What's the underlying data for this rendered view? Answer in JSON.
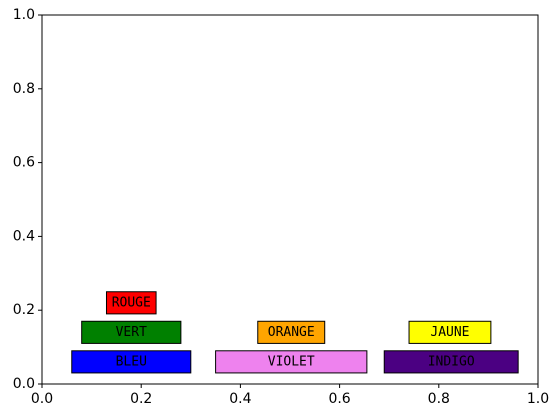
{
  "chart_data": {
    "type": "other",
    "title": "",
    "xlabel": "",
    "ylabel": "",
    "xlim": [
      0,
      1
    ],
    "ylim": [
      0,
      1
    ],
    "grid": false,
    "x_ticks": [
      "0.0",
      "0.2",
      "0.4",
      "0.6",
      "0.8",
      "1.0"
    ],
    "y_ticks": [
      "0.0",
      "0.2",
      "0.4",
      "0.6",
      "0.8",
      "1.0"
    ],
    "boxes": [
      {
        "label": "ROUGE",
        "fill": "#ff0000",
        "text_color": "#000000",
        "x": [
          0.13,
          0.23
        ],
        "y": [
          0.19,
          0.25
        ]
      },
      {
        "label": "VERT",
        "fill": "#008000",
        "text_color": "#000000",
        "x": [
          0.08,
          0.28
        ],
        "y": [
          0.11,
          0.17
        ]
      },
      {
        "label": "BLEU",
        "fill": "#0000ff",
        "text_color": "#000000",
        "x": [
          0.06,
          0.3
        ],
        "y": [
          0.03,
          0.09
        ]
      },
      {
        "label": "ORANGE",
        "fill": "#ffa500",
        "text_color": "#000000",
        "x": [
          0.435,
          0.57
        ],
        "y": [
          0.11,
          0.17
        ]
      },
      {
        "label": "VIOLET",
        "fill": "#ee82ee",
        "text_color": "#000000",
        "x": [
          0.35,
          0.655
        ],
        "y": [
          0.03,
          0.09
        ]
      },
      {
        "label": "JAUNE",
        "fill": "#ffff00",
        "text_color": "#000000",
        "x": [
          0.74,
          0.905
        ],
        "y": [
          0.11,
          0.17
        ]
      },
      {
        "label": "INDIGO",
        "fill": "#4b0082",
        "text_color": "#000000",
        "x": [
          0.69,
          0.96
        ],
        "y": [
          0.03,
          0.09
        ]
      }
    ]
  }
}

---+---

Return from the data every line that holds "fill".

• Full solution
        "fill": "#ff0000",
        "fill": "#008000",
        "fill": "#0000ff",
        "fill": "#ffa500",
        "fill": "#ee82ee",
        "fill": "#ffff00",
        "fill": "#4b0082",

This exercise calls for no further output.